### Your objective
Reproduce every line of the material below without changing anything.

### Input rows
--- START ---
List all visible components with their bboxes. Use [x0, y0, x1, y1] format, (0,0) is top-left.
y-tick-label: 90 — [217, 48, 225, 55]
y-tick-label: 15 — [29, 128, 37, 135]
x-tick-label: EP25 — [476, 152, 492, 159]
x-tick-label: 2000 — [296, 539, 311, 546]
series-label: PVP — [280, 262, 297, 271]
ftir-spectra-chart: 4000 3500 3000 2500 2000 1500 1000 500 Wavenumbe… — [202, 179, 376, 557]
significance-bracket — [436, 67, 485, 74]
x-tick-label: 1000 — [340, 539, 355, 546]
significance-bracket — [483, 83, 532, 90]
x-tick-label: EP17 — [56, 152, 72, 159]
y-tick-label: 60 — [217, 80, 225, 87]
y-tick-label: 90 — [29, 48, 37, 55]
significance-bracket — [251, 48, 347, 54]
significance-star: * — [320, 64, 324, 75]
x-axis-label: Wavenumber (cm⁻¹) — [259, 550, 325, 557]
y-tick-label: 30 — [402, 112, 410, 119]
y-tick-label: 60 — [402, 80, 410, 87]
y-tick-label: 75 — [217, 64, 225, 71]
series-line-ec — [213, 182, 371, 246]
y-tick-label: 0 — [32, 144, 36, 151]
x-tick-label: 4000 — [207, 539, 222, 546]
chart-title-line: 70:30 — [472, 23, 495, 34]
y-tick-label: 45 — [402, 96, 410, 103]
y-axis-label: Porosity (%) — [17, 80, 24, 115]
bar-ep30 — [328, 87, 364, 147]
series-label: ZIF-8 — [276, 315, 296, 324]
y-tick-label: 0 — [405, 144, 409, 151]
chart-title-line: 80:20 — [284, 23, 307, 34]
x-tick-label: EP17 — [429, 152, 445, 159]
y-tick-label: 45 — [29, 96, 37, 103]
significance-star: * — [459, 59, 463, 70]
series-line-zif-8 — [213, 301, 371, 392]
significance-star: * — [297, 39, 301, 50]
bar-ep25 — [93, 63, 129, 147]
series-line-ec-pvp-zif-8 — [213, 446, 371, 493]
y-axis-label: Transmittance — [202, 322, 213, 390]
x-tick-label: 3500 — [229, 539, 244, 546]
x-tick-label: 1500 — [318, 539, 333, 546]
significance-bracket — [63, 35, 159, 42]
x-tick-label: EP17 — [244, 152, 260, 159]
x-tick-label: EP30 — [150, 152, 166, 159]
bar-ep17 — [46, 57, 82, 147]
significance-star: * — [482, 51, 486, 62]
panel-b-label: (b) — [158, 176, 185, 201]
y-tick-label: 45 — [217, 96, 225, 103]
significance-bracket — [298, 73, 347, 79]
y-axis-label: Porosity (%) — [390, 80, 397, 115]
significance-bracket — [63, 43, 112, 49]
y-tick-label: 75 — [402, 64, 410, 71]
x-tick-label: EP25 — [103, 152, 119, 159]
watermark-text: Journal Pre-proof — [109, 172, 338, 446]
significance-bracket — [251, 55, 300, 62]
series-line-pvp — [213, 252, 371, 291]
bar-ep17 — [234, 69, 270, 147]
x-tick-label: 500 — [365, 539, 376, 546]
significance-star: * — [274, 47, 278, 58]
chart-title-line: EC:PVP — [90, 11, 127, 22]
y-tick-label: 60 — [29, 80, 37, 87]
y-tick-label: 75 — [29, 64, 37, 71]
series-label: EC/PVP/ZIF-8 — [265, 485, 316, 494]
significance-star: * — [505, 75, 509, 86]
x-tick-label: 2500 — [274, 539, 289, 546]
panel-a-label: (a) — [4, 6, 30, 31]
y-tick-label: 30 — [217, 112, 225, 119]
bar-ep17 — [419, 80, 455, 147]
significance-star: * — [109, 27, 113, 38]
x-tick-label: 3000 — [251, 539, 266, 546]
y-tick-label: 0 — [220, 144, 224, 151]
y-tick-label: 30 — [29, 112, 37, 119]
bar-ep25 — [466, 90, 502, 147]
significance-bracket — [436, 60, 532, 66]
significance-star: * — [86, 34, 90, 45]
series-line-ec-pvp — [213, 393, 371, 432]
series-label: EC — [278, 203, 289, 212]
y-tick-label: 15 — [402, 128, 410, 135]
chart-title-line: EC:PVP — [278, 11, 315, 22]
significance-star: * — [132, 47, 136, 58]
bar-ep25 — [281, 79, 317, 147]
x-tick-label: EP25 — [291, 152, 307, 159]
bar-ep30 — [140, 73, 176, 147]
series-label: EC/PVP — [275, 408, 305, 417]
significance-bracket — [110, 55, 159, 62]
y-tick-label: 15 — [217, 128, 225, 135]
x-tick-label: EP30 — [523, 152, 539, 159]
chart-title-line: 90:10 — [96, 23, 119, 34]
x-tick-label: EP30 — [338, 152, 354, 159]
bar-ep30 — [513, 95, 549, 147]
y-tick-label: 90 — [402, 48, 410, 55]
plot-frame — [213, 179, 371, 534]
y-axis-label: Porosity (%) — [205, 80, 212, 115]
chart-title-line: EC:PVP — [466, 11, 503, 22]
--- END ---
### Exercise result
List all visible components with their bboxes. Use [x0, y0, x1, y1] format, (0,0) is top-left.
y-tick-label: 90 — [217, 48, 225, 55]
y-tick-label: 15 — [29, 128, 37, 135]
x-tick-label: EP25 — [476, 152, 492, 159]
x-tick-label: 2000 — [296, 539, 311, 546]
series-label: PVP — [280, 262, 297, 271]
ftir-spectra-chart: 4000 3500 3000 2500 2000 1500 1000 500 Wavenumbe… — [202, 179, 376, 557]
significance-bracket — [436, 67, 485, 74]
x-tick-label: 1000 — [340, 539, 355, 546]
significance-bracket — [483, 83, 532, 90]
x-tick-label: EP17 — [56, 152, 72, 159]
y-tick-label: 60 — [217, 80, 225, 87]
y-tick-label: 90 — [29, 48, 37, 55]
significance-bracket — [251, 48, 347, 54]
significance-star: * — [320, 64, 324, 75]
x-axis-label: Wavenumber (cm⁻¹) — [259, 550, 325, 557]
y-tick-label: 30 — [402, 112, 410, 119]
y-tick-label: 60 — [402, 80, 410, 87]
y-tick-label: 75 — [217, 64, 225, 71]
series-line-ec — [213, 182, 371, 246]
y-tick-label: 0 — [32, 144, 36, 151]
x-tick-label: 4000 — [207, 539, 222, 546]
chart-title-line: 70:30 — [472, 23, 495, 34]
y-tick-label: 45 — [402, 96, 410, 103]
y-axis-label: Porosity (%) — [17, 80, 24, 115]
bar-ep30 — [328, 87, 364, 147]
series-label: ZIF-8 — [276, 315, 296, 324]
y-tick-label: 0 — [405, 144, 409, 151]
chart-title-line: 80:20 — [284, 23, 307, 34]
x-tick-label: EP17 — [429, 152, 445, 159]
y-tick-label: 45 — [29, 96, 37, 103]
significance-star: * — [459, 59, 463, 70]
series-line-zif-8 — [213, 301, 371, 392]
significance-star: * — [297, 39, 301, 50]
bar-ep25 — [93, 63, 129, 147]
series-line-ec-pvp-zif-8 — [213, 446, 371, 493]
y-axis-label: Transmittance — [202, 322, 213, 390]
x-tick-label: 3500 — [229, 539, 244, 546]
x-tick-label: 1500 — [318, 539, 333, 546]
significance-bracket — [63, 35, 159, 42]
x-tick-label: EP17 — [244, 152, 260, 159]
x-tick-label: EP30 — [150, 152, 166, 159]
bar-ep17 — [46, 57, 82, 147]
significance-star: * — [482, 51, 486, 62]
panel-b-label: (b) — [158, 176, 185, 201]
y-tick-label: 45 — [217, 96, 225, 103]
significance-bracket — [298, 73, 347, 79]
y-axis-label: Porosity (%) — [390, 80, 397, 115]
significance-bracket — [63, 43, 112, 49]
y-tick-label: 75 — [402, 64, 410, 71]
x-tick-label: EP25 — [103, 152, 119, 159]
watermark-text: Journal Pre-proof — [109, 172, 338, 446]
significance-bracket — [251, 55, 300, 62]
series-line-pvp — [213, 252, 371, 291]
bar-ep17 — [234, 69, 270, 147]
x-tick-label: 500 — [365, 539, 376, 546]
significance-star: * — [274, 47, 278, 58]
chart-title-line: EC:PVP — [90, 11, 127, 22]
y-tick-label: 60 — [29, 80, 37, 87]
y-tick-label: 75 — [29, 64, 37, 71]
series-label: EC/PVP/ZIF-8 — [265, 485, 316, 494]
significance-star: * — [505, 75, 509, 86]
x-tick-label: 2500 — [274, 539, 289, 546]
panel-a-label: (a) — [4, 6, 30, 31]
y-tick-label: 30 — [217, 112, 225, 119]
bar-ep17 — [419, 80, 455, 147]
significance-star: * — [109, 27, 113, 38]
x-tick-label: 3000 — [251, 539, 266, 546]
y-tick-label: 0 — [220, 144, 224, 151]
y-tick-label: 30 — [29, 112, 37, 119]
bar-ep25 — [466, 90, 502, 147]
significance-bracket — [436, 60, 532, 66]
significance-star: * — [86, 34, 90, 45]
series-line-ec-pvp — [213, 393, 371, 432]
series-label: EC — [278, 203, 289, 212]
y-tick-label: 15 — [402, 128, 410, 135]
chart-title-line: EC:PVP — [278, 11, 315, 22]
significance-star: * — [132, 47, 136, 58]
bar-ep25 — [281, 79, 317, 147]
x-tick-label: EP25 — [291, 152, 307, 159]
bar-ep30 — [140, 73, 176, 147]
series-label: EC/PVP — [275, 408, 305, 417]
significance-bracket — [110, 55, 159, 62]
y-tick-label: 15 — [217, 128, 225, 135]
x-tick-label: EP30 — [523, 152, 539, 159]
chart-title-line: 90:10 — [96, 23, 119, 34]
x-tick-label: EP30 — [338, 152, 354, 159]
bar-ep30 — [513, 95, 549, 147]
y-tick-label: 90 — [402, 48, 410, 55]
plot-frame — [213, 179, 371, 534]
y-axis-label: Porosity (%) — [205, 80, 212, 115]
chart-title-line: EC:PVP — [466, 11, 503, 22]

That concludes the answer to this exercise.